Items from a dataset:

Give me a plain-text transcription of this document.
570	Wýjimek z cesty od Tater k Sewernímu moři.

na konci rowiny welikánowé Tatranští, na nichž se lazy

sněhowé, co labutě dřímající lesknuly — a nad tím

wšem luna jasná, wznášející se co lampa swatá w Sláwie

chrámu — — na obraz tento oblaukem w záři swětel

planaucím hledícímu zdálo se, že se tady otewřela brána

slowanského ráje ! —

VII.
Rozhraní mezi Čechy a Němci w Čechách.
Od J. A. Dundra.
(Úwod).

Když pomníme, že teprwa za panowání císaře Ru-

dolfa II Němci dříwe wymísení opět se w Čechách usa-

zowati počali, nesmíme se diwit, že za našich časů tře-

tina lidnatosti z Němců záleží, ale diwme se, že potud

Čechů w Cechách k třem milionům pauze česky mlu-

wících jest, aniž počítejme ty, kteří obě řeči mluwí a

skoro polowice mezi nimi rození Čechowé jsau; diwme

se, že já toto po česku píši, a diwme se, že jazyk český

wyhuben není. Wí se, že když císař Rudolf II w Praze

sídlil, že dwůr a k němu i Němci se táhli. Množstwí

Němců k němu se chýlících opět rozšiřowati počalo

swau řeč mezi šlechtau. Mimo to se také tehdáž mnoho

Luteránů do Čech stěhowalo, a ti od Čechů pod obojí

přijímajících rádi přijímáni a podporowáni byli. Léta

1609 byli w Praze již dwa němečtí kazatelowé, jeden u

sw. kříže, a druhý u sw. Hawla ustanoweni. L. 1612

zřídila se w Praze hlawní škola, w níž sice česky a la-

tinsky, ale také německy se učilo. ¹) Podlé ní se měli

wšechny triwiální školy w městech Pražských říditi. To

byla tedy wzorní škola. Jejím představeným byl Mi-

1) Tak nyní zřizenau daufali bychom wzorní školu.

Aim of the task: From the listing above, reproduce all the lines exactly.

Finished answer:
Give me a plain-text transcription of this document.
570	Wýjimek z cesty od Tater k Sewernímu moři.

na konci rowiny welikánowé Tatranští, na nichž se lazy

sněhowé, co labutě dřímající lesknuly — a nad tím

wšem luna jasná, wznášející se co lampa swatá w Sláwie

chrámu — — na obraz tento oblaukem w záři swětel

planaucím hledícímu zdálo se, že se tady otewřela brána

slowanského ráje ! —

VII.
Rozhraní mezi Čechy a Němci w Čechách.
Od J. A. Dundra.
(Úwod).

Když pomníme, že teprwa za panowání císaře Ru-

dolfa II Němci dříwe wymísení opět se w Čechách usa-

zowati počali, nesmíme se diwit, že za našich časů tře-

tina lidnatosti z Němců záleží, ale diwme se, že potud

Čechů w Cechách k třem milionům pauze česky mlu-

wících jest, aniž počítejme ty, kteří obě řeči mluwí a

skoro polowice mezi nimi rození Čechowé jsau; diwme

se, že já toto po česku píši, a diwme se, že jazyk český

wyhuben není. Wí se, že když císař Rudolf II w Praze

sídlil, že dwůr a k němu i Němci se táhli. Množstwí

Němců k němu se chýlících opět rozšiřowati počalo

swau řeč mezi šlechtau. Mimo to se také tehdáž mnoho

Luteránů do Čech stěhowalo, a ti od Čechů pod obojí

přijímajících rádi přijímáni a podporowáni byli. Léta

1609 byli w Praze již dwa němečtí kazatelowé, jeden u

sw. kříže, a druhý u sw. Hawla ustanoweni. L. 1612

zřídila se w Praze hlawní škola, w níž sice česky a la-

tinsky, ale také německy se učilo. ¹) Podlé ní se měli

wšechny triwiální školy w městech Pražských říditi. To

byla tedy wzorní škola. Jejím představeným byl Mi-

1) Tak nyní zřizenau daufali bychom wzorní školu.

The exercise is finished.